[Some records]
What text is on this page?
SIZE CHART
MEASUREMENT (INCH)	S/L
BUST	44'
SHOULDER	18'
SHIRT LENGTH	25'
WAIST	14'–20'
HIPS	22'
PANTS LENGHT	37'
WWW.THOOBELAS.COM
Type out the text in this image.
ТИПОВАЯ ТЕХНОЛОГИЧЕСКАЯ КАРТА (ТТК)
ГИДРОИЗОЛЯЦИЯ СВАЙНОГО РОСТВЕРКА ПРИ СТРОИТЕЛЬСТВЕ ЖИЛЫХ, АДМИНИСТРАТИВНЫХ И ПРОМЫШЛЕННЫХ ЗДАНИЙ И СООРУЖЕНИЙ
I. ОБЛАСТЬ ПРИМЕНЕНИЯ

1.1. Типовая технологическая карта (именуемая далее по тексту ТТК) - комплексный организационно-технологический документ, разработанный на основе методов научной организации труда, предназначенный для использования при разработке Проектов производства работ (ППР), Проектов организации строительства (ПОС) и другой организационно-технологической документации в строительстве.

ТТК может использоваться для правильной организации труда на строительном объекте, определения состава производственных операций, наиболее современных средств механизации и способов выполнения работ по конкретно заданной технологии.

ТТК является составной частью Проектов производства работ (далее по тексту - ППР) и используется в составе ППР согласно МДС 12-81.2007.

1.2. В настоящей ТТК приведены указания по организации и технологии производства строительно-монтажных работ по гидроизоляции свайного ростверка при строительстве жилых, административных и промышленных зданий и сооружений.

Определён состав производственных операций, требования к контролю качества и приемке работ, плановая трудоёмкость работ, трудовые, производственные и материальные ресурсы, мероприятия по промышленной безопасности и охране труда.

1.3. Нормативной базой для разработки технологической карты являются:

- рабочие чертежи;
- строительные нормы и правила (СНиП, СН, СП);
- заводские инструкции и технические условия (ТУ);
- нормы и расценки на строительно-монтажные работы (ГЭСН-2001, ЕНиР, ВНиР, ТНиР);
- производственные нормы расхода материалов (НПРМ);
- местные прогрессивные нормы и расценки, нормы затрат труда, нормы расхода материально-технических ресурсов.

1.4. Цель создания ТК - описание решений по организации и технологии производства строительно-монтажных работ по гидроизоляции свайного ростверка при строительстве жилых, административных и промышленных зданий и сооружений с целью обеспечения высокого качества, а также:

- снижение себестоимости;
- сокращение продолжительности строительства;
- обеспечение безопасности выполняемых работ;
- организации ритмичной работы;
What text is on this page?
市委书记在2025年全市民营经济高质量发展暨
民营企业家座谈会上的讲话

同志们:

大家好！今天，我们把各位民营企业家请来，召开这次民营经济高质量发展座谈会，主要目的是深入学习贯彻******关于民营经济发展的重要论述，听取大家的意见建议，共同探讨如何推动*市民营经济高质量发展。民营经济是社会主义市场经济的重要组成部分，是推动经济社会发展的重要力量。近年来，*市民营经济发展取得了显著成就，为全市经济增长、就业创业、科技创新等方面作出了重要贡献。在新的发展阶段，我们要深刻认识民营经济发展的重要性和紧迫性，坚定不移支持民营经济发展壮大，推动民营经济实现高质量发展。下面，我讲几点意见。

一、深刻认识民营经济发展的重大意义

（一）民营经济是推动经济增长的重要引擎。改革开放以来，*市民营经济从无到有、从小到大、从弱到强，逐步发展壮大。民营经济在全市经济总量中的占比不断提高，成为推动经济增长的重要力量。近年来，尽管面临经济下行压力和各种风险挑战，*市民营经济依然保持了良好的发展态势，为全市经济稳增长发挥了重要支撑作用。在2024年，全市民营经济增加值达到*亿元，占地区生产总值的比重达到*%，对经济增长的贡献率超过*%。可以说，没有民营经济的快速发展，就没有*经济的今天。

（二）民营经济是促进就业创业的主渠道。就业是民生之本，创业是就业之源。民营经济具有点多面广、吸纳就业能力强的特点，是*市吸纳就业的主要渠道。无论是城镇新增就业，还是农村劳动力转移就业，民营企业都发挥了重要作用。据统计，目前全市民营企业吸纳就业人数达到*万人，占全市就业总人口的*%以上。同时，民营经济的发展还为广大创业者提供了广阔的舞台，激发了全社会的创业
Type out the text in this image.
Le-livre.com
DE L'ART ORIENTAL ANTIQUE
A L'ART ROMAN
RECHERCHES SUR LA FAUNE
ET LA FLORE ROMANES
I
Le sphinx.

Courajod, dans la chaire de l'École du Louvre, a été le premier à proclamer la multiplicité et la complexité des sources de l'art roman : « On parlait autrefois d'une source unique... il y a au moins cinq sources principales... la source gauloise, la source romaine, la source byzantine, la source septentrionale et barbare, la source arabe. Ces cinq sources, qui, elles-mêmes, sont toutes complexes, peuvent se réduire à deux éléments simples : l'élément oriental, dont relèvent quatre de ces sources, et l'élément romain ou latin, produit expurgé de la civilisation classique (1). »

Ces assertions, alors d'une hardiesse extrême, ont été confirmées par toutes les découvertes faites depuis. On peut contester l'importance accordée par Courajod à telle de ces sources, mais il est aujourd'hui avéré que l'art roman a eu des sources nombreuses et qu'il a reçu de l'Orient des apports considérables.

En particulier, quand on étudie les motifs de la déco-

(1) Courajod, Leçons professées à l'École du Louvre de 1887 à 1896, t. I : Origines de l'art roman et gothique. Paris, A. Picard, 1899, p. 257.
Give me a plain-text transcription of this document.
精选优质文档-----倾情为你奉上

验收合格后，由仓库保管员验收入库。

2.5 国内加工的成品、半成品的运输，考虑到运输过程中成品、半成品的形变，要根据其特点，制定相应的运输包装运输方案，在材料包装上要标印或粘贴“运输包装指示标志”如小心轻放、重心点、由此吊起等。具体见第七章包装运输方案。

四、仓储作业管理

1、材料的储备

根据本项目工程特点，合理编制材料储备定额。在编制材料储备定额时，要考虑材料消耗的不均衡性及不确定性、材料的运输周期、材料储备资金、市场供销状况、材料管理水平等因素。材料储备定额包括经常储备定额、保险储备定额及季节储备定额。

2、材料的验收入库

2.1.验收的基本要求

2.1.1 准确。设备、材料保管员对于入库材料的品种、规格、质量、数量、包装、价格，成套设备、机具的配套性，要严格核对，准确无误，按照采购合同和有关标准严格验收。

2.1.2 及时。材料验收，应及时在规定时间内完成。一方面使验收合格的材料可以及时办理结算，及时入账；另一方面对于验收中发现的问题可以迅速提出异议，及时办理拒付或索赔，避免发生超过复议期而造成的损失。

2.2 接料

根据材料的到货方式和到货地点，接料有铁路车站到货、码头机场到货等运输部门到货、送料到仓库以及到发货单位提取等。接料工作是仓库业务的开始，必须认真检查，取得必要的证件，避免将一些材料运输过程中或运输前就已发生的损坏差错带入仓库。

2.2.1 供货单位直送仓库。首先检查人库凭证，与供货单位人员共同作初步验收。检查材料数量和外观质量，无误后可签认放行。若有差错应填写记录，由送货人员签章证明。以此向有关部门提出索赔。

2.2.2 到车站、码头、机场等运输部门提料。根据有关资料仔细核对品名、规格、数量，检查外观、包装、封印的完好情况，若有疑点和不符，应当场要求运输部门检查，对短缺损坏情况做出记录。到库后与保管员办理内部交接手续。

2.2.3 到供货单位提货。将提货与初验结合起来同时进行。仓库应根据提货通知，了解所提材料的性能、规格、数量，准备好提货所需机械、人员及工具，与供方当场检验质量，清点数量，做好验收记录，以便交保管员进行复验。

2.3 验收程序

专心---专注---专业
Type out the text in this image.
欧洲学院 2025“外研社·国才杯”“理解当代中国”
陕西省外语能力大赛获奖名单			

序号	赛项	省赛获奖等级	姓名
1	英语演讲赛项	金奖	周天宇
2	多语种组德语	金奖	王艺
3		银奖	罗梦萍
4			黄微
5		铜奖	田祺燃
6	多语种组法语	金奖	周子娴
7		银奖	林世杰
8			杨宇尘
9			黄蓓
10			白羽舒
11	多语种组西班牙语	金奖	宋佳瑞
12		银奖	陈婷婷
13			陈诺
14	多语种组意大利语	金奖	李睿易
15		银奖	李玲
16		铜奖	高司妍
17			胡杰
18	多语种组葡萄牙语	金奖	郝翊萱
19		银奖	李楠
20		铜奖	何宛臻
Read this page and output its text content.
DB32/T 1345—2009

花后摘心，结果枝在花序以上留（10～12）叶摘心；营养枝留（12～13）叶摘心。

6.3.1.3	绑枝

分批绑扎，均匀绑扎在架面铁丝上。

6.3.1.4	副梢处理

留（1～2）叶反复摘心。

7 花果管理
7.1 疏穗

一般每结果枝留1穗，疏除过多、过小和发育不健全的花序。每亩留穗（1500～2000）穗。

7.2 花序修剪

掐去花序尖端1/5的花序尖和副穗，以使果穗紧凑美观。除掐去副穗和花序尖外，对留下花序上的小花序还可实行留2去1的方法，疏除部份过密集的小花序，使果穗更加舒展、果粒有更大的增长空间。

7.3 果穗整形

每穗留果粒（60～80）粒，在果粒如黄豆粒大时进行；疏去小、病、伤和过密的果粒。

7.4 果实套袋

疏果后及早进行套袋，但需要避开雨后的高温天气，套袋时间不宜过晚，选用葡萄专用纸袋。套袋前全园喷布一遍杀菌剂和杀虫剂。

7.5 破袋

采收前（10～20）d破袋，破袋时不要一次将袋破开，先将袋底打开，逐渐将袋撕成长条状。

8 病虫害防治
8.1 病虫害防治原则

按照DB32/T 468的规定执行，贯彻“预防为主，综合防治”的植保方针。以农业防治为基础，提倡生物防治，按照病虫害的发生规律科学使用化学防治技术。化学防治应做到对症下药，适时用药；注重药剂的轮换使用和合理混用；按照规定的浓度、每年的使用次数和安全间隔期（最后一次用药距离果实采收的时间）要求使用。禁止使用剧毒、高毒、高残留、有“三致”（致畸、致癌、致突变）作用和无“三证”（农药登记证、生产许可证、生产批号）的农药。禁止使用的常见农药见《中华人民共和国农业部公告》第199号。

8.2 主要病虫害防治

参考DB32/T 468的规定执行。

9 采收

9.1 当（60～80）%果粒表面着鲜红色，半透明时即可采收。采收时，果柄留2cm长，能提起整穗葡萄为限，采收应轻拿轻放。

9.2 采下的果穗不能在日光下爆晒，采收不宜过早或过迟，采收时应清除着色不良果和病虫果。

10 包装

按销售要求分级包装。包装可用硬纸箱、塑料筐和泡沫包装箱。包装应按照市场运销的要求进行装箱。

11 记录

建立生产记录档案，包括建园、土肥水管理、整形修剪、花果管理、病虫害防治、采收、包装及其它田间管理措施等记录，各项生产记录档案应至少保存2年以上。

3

- **Requirements**:
Within the records above, how many lines include the word "работы"? State the number by itself.

- **Solution for this task**:
2